DIRECTIONS FOR THIS TASK → Give the count of lines in the data that include the string "mauritius", with no added remarks.

**********

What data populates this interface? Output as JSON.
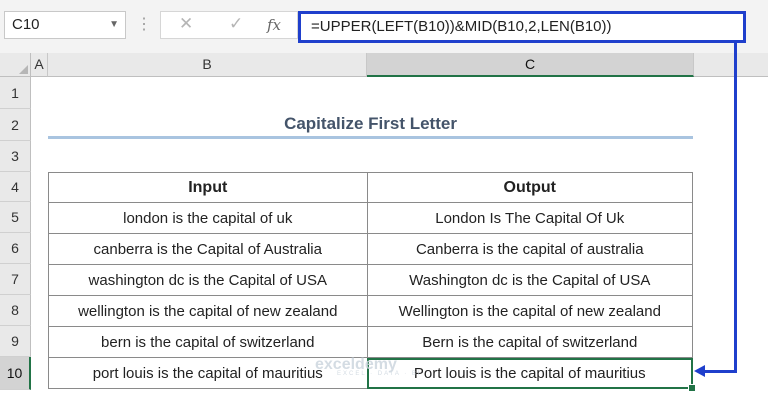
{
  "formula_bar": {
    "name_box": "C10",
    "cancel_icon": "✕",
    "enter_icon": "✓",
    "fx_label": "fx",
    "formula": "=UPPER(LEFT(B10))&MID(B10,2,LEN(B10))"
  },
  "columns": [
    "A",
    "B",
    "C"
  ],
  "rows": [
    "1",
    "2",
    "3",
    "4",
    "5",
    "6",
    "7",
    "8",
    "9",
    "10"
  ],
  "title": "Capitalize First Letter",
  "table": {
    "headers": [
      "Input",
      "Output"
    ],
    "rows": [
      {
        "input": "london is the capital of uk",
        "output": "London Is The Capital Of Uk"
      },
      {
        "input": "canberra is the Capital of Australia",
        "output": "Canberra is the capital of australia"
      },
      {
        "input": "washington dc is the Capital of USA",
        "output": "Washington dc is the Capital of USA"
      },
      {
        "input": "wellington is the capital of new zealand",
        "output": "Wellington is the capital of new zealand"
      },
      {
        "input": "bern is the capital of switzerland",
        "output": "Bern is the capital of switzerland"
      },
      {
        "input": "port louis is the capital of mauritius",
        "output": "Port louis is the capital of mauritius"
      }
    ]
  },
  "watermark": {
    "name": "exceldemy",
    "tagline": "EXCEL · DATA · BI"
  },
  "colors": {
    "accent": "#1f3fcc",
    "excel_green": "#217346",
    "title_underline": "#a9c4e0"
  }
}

**********

EXERCISE SOLUTION → 2